* YOUR TASK: List each line of the data that holds the word "мест".

(A run of records)
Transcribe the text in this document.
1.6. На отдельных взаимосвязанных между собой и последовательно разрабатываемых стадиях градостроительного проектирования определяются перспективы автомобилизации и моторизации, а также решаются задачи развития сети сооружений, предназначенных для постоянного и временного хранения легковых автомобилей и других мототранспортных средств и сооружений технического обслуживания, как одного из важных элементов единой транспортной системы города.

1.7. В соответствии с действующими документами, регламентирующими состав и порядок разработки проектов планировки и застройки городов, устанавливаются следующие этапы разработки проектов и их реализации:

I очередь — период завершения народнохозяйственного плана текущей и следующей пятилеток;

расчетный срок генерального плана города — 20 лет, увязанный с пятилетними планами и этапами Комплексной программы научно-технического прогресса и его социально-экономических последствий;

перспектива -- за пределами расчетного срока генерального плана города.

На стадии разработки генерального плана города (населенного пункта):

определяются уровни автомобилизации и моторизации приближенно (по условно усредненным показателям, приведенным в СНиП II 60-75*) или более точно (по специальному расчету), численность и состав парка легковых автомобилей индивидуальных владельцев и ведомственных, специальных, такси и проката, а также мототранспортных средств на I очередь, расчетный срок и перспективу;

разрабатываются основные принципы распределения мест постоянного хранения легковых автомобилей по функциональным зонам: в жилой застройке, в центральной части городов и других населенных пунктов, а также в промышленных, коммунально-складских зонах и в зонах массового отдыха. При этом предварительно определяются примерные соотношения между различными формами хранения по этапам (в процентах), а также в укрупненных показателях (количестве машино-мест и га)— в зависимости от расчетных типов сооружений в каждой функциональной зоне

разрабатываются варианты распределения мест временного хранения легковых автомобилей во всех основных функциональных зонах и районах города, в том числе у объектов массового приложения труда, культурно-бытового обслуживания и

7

* TASK RESPONSE:
разрабатываются основные принципы распределения мест постоянного хранения легковых автомобилей по функциональным зонам: в жилой застройке, в центральной части городов и других населенных пунктов, а также в промышленных, коммунально-складских зонах и в зонах массового отдыха. При этом предварительно определяются примерные соотношения между различными формами хранения по этапам (в процентах), а также в укрупненных показателях (количестве машино-мест и га)— в зависимости от расчетных типов сооружений в каждой функциональной зоне
разрабатываются варианты распределения мест временного хранения легковых автомобилей во всех основных функциональных зонах и районах города, в том числе у объектов массового приложения труда, культурно-бытового обслуживания и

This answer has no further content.